**Written exercise:** Return every entry exactly.
══════════════════════════════
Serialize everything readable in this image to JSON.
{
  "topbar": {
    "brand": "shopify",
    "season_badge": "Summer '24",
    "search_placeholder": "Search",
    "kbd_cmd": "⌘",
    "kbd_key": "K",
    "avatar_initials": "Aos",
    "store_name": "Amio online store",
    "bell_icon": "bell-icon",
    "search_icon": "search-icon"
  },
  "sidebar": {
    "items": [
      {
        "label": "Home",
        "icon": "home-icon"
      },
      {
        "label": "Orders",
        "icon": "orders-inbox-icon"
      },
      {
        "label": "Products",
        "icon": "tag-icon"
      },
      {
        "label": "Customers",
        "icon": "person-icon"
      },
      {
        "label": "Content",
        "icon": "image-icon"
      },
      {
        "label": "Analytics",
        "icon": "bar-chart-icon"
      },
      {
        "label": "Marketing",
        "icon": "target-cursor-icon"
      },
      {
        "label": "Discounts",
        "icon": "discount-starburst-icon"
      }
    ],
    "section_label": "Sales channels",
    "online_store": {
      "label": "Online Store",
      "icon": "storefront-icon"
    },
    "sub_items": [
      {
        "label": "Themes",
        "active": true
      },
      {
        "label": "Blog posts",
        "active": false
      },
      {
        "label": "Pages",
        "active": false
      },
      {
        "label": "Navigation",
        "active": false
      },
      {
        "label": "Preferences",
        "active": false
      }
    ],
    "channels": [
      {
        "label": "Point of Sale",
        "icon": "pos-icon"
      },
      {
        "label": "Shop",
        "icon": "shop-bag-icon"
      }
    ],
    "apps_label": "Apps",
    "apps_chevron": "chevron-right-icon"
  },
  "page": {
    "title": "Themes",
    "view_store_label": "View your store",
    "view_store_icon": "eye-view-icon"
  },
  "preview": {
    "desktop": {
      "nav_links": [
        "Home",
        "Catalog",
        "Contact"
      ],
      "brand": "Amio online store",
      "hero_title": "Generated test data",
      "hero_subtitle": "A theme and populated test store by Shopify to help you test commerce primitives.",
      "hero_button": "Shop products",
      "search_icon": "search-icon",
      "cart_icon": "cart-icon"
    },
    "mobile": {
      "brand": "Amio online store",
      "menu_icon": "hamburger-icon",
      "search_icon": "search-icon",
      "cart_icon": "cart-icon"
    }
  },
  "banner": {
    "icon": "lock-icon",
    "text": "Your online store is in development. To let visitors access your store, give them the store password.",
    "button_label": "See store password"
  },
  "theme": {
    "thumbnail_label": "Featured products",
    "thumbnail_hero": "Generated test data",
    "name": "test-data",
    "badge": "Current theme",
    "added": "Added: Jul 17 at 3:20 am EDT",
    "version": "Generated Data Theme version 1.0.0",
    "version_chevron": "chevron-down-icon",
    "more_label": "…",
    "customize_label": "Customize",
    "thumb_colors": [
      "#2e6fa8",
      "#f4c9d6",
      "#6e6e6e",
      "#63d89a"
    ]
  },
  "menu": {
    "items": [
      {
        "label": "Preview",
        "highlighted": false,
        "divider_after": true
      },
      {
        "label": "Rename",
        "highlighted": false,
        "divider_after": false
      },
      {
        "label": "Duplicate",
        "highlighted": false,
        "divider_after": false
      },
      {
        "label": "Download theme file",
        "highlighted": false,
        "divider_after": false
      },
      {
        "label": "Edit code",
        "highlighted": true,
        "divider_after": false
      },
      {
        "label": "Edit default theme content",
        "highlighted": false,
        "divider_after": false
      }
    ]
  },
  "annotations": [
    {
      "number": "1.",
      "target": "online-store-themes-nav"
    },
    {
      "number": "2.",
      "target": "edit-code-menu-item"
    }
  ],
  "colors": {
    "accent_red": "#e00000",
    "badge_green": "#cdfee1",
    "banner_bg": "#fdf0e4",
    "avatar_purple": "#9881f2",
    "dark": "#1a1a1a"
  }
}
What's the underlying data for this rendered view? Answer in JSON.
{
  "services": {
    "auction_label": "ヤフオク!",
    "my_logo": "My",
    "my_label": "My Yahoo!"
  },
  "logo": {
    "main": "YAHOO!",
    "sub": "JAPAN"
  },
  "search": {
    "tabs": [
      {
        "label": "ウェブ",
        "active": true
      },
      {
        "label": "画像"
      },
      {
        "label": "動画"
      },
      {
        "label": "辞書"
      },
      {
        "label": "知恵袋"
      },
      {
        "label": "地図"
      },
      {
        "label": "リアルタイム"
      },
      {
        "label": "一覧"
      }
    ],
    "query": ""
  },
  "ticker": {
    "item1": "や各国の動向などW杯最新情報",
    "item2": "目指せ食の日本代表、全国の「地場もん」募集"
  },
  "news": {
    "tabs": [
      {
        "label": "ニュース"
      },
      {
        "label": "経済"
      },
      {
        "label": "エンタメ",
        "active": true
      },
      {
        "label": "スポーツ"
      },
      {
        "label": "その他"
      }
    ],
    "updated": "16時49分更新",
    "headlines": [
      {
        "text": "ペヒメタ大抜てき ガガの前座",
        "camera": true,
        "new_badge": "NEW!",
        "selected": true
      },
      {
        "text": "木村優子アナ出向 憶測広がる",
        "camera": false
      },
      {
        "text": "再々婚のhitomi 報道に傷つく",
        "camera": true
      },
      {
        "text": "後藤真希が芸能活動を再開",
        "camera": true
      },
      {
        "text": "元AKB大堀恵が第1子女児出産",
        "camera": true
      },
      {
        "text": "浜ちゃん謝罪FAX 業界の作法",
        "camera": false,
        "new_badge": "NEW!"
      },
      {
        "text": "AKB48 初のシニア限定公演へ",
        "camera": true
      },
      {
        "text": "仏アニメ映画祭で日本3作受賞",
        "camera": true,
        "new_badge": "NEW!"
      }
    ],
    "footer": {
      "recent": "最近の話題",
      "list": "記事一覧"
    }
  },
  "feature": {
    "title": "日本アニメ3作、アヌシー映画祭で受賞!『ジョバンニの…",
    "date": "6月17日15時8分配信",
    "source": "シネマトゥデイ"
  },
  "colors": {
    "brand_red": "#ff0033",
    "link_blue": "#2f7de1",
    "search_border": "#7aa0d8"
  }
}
══════════════════════════════
**Task solution:**
Serialize everything readable in this image to JSON.
{
  "topbar": {
    "brand": "shopify",
    "season_badge": "Summer '24",
    "search_placeholder": "Search",
    "kbd_cmd": "⌘",
    "kbd_key": "K",
    "avatar_initials": "Aos",
    "store_name": "Amio online store",
    "bell_icon": "bell-icon",
    "search_icon": "search-icon"
  },
  "sidebar": {
    "items": [
      {
        "label": "Home",
        "icon": "home-icon"
      },
      {
        "label": "Orders",
        "icon": "orders-inbox-icon"
      },
      {
        "label": "Products",
        "icon": "tag-icon"
      },
      {
        "label": "Customers",
        "icon": "person-icon"
      },
      {
        "label": "Content",
        "icon": "image-icon"
      },
      {
        "label": "Analytics",
        "icon": "bar-chart-icon"
      },
      {
        "label": "Marketing",
        "icon": "target-cursor-icon"
      },
      {
        "label": "Discounts",
        "icon": "discount-starburst-icon"
      }
    ],
    "section_label": "Sales channels",
    "online_store": {
      "label": "Online Store",
      "icon": "storefront-icon"
    },
    "sub_items": [
      {
        "label": "Themes",
        "active": true
      },
      {
        "label": "Blog posts",
        "active": false
      },
      {
        "label": "Pages",
        "active": false
      },
      {
        "label": "Navigation",
        "active": false
      },
      {
        "label": "Preferences",
        "active": false
      }
    ],
    "channels": [
      {
        "label": "Point of Sale",
        "icon": "pos-icon"
      },
      {
        "label": "Shop",
        "icon": "shop-bag-icon"
      }
    ],
    "apps_label": "Apps",
    "apps_chevron": "chevron-right-icon"
  },
  "page": {
    "title": "Themes",
    "view_store_label": "View your store",
    "view_store_icon": "eye-view-icon"
  },
  "preview": {
    "desktop": {
      "nav_links": [
        "Home",
        "Catalog",
        "Contact"
      ],
      "brand": "Amio online store",
      "hero_title": "Generated test data",
      "hero_subtitle": "A theme and populated test store by Shopify to help you test commerce primitives.",
      "hero_button": "Shop products",
      "search_icon": "search-icon",
      "cart_icon": "cart-icon"
    },
    "mobile": {
      "brand": "Amio online store",
      "menu_icon": "hamburger-icon",
      "search_icon": "search-icon",
      "cart_icon": "cart-icon"
    }
  },
  "banner": {
    "icon": "lock-icon",
    "text": "Your online store is in development. To let visitors access your store, give them the store password.",
    "button_label": "See store password"
  },
  "theme": {
    "thumbnail_label": "Featured products",
    "thumbnail_hero": "Generated test data",
    "name": "test-data",
    "badge": "Current theme",
    "added": "Added: Jul 17 at 3:20 am EDT",
    "version": "Generated Data Theme version 1.0.0",
    "version_chevron": "chevron-down-icon",
    "more_label": "…",
    "customize_label": "Customize",
    "thumb_colors": [
      "#2e6fa8",
      "#f4c9d6",
      "#6e6e6e",
      "#63d89a"
    ]
  },
  "menu": {
    "items": [
      {
        "label": "Preview",
        "highlighted": false,
        "divider_after": true
      },
      {
        "label": "Rename",
        "highlighted": false,
        "divider_after": false
      },
      {
        "label": "Duplicate",
        "highlighted": false,
        "divider_after": false
      },
      {
        "label": "Download theme file",
        "highlighted": false,
        "divider_after": false
      },
      {
        "label": "Edit code",
        "highlighted": true,
        "divider_after": false
      },
      {
        "label": "Edit default theme content",
        "highlighted": false,
        "divider_after": false
      }
    ]
  },
  "annotations": [
    {
      "number": "1.",
      "target": "online-store-themes-nav"
    },
    {
      "number": "2.",
      "target": "edit-code-menu-item"
    }
  ],
  "colors": {
    "accent_red": "#e00000",
    "badge_green": "#cdfee1",
    "banner_bg": "#fdf0e4",
    "avatar_purple": "#9881f2",
    "dark": "#1a1a1a"
  }
}
What's the underlying data for this rendered view? Answer in JSON.
{
  "services": {
    "auction_label": "ヤフオク!",
    "my_logo": "My",
    "my_label": "My Yahoo!"
  },
  "logo": {
    "main": "YAHOO!",
    "sub": "JAPAN"
  },
  "search": {
    "tabs": [
      {
        "label": "ウェブ",
        "active": true
      },
      {
        "label": "画像"
      },
      {
        "label": "動画"
      },
      {
        "label": "辞書"
      },
      {
        "label": "知恵袋"
      },
      {
        "label": "地図"
      },
      {
        "label": "リアルタイム"
      },
      {
        "label": "一覧"
      }
    ],
    "query": ""
  },
  "ticker": {
    "item1": "や各国の動向などW杯最新情報",
    "item2": "目指せ食の日本代表、全国の「地場もん」募集"
  },
  "news": {
    "tabs": [
      {
        "label": "ニュース"
      },
      {
        "label": "経済"
      },
      {
        "label": "エンタメ",
        "active": true
      },
      {
        "label": "スポーツ"
      },
      {
        "label": "その他"
      }
    ],
    "updated": "16時49分更新",
    "headlines": [
      {
        "text": "ペヒメタ大抜てき ガガの前座",
        "camera": true,
        "new_badge": "NEW!",
        "selected": true
      },
      {
        "text": "木村優子アナ出向 憶測広がる",
        "camera": false
      },
      {
        "text": "再々婚のhitomi 報道に傷つく",
        "camera": true
      },
      {
        "text": "後藤真希が芸能活動を再開",
        "camera": true
      },
      {
        "text": "元AKB大堀恵が第1子女児出産",
        "camera": true
      },
      {
        "text": "浜ちゃん謝罪FAX 業界の作法",
        "camera": false,
        "new_badge": "NEW!"
      },
      {
        "text": "AKB48 初のシニア限定公演へ",
        "camera": true
      },
      {
        "text": "仏アニメ映画祭で日本3作受賞",
        "camera": true,
        "new_badge": "NEW!"
      }
    ],
    "footer": {
      "recent": "最近の話題",
      "list": "記事一覧"
    }
  },
  "feature": {
    "title": "日本アニメ3作、アヌシー映画祭で受賞!『ジョバンニの…",
    "date": "6月17日15時8分配信",
    "source": "シネマトゥデイ"
  },
  "colors": {
    "brand_red": "#ff0033",
    "link_blue": "#2f7de1",
    "search_border": "#7aa0d8"
  }
}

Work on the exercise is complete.